> [GIVEN PROBLEM 1]
Write out the passage on Jordan B. Peterson's search for a moral foundation word for word.
***** TEXT SEGMENT
Professor Jordan B. Peterson (JBP), a Canadian, grew up as a Christian, but like many of us, did so as a religious skeptic, just short of a heretic on the religious spectrum.

Believing that many Christian tenets were absurd, he willingly gave up the Church and the cultural infrastructure that had nurtured him.

But when he asked himself how evil came into the world, he had no answers, having willfully abandoned the moral platform upon which he stood.

He believes that our progression through human motivation has left us on a barren post-modern nihilistic landscape, a Hobbesian dessert neutered of values that give rise to human meaning.

It is a moral cul de sac in which group identities "duke it out" for their slice of an empty concept of empowerment.

Seeing where this progression has led us, JBP goes back to the moral drawing board, beginning with first principles, to reinvent the moral wheel for himself as a Psychologist and academician.
**********
***** DATASET ENTRIES
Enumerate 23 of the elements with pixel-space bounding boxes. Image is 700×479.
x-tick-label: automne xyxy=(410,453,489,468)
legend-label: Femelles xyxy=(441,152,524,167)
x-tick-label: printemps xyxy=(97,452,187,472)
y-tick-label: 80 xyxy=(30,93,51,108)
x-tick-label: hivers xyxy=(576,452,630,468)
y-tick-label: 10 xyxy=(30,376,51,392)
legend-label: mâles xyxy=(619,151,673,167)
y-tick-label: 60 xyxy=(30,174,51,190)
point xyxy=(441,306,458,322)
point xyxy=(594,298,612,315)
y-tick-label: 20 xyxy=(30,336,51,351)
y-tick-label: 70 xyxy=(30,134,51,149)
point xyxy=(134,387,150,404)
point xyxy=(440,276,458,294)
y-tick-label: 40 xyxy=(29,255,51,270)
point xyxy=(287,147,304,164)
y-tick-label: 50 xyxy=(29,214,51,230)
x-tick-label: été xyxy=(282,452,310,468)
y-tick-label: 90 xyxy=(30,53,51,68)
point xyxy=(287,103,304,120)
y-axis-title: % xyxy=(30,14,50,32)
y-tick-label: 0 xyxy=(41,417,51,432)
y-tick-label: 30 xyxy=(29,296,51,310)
**********
***** DATASET ENTRIES
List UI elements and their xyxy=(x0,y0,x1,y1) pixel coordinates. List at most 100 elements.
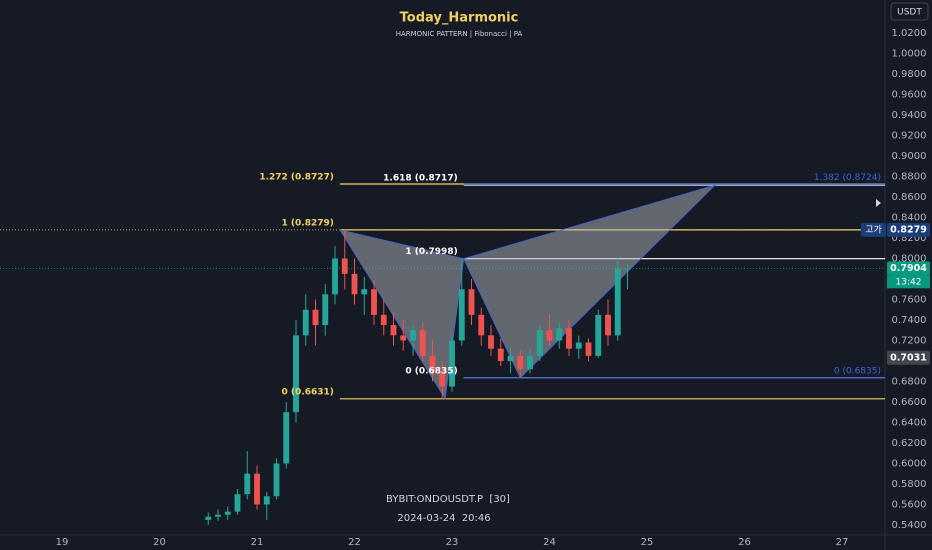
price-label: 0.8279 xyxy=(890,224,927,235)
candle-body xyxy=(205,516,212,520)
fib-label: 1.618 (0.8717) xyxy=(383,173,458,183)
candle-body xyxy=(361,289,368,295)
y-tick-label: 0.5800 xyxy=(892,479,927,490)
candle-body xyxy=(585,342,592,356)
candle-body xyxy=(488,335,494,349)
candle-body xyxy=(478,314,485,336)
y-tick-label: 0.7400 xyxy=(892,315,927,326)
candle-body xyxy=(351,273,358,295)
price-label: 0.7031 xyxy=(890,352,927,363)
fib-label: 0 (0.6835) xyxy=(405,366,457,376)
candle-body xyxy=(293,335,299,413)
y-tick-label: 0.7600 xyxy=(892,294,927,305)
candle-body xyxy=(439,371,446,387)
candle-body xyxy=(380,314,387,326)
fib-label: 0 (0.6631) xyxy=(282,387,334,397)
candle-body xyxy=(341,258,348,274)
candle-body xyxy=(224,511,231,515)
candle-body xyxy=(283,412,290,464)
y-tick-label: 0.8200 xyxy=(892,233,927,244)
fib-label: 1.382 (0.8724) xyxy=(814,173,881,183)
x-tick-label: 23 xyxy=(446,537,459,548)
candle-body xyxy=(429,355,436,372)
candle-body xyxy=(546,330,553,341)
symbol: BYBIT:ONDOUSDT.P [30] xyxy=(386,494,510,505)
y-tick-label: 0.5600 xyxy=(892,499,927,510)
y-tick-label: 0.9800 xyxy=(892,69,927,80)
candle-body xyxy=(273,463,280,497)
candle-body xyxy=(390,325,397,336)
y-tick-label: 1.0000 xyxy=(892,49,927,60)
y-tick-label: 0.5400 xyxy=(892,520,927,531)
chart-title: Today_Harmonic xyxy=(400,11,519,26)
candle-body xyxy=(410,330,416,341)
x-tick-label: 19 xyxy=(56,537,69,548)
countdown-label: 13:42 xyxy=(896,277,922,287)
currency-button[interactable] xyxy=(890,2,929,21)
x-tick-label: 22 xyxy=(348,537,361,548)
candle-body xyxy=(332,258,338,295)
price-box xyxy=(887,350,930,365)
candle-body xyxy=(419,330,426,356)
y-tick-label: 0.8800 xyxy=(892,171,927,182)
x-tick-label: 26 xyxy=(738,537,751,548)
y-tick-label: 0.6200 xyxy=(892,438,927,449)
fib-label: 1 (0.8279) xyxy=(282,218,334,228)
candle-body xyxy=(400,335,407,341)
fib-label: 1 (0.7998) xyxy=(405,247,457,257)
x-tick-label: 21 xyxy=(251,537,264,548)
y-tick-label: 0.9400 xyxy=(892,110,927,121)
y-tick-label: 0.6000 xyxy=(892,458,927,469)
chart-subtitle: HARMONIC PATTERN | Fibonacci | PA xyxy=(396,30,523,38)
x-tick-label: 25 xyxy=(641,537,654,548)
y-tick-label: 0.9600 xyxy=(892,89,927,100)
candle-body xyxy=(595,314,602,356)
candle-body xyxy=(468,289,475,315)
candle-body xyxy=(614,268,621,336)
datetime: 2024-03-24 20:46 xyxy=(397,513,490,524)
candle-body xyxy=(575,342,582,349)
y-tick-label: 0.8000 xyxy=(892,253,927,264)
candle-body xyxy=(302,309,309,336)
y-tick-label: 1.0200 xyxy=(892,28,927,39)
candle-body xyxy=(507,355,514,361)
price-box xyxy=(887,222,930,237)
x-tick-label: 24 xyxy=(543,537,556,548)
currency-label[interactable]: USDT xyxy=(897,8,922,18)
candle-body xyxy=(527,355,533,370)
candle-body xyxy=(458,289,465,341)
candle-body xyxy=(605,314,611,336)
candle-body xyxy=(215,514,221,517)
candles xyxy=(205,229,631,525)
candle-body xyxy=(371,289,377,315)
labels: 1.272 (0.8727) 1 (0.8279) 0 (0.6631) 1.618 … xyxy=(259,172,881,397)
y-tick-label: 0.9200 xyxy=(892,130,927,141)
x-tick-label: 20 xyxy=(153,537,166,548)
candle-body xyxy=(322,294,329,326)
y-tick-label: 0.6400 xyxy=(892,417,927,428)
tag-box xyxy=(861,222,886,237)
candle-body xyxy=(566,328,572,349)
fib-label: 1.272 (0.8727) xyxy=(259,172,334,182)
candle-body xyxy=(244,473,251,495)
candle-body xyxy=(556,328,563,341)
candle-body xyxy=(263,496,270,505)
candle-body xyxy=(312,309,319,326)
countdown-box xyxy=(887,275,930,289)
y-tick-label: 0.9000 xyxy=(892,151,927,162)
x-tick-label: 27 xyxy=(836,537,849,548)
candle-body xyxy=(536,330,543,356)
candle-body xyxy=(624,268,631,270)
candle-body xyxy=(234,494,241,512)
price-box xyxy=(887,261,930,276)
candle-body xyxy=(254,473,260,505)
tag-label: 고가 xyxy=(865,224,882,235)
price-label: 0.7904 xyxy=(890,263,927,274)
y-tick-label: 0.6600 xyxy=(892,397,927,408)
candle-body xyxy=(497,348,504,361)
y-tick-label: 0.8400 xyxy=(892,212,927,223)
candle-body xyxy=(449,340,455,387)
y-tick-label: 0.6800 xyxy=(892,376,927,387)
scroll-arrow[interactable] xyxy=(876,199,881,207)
**********
> [GIVEN PROBLEM 2]
Extract each line in the records that contains the string "elements".

> [RESPONSE 1]
Professor Jordan B. Peterson (JBP), a Canadian, grew up as a Christian, but like many of us, did so as a religious skeptic, just short of a heretic on the religious spectrum.

Believing that many Christian tenets were absurd, he willingly gave up the Church and the cultural infrastructure that had nurtured him.

But when he asked himself how evil came into the world, he had no answers, having willfully abandoned the moral platform upon which he stood.

He believes that our progression through human motivation has left us on a barren post-modern nihilistic landscape, a Hobbesian dessert neutered of values that give rise to human meaning.

It is a moral cul de sac in which group identities "duke it out" for their slice of an empty concept of empowerment.

Seeing where this progression has led us, JBP goes back to the moral drawing board, beginning with first principles, to reinvent the moral wheel for himself as a Psychologist and academician.

> [RESPONSE 2]
Enumerate 23 of the elements with pixel-space bounding boxes. Image is 700×479.
List UI elements and their xyxy=(x0,y0,x1,y1) pixel coordinates. List at most 100 elements.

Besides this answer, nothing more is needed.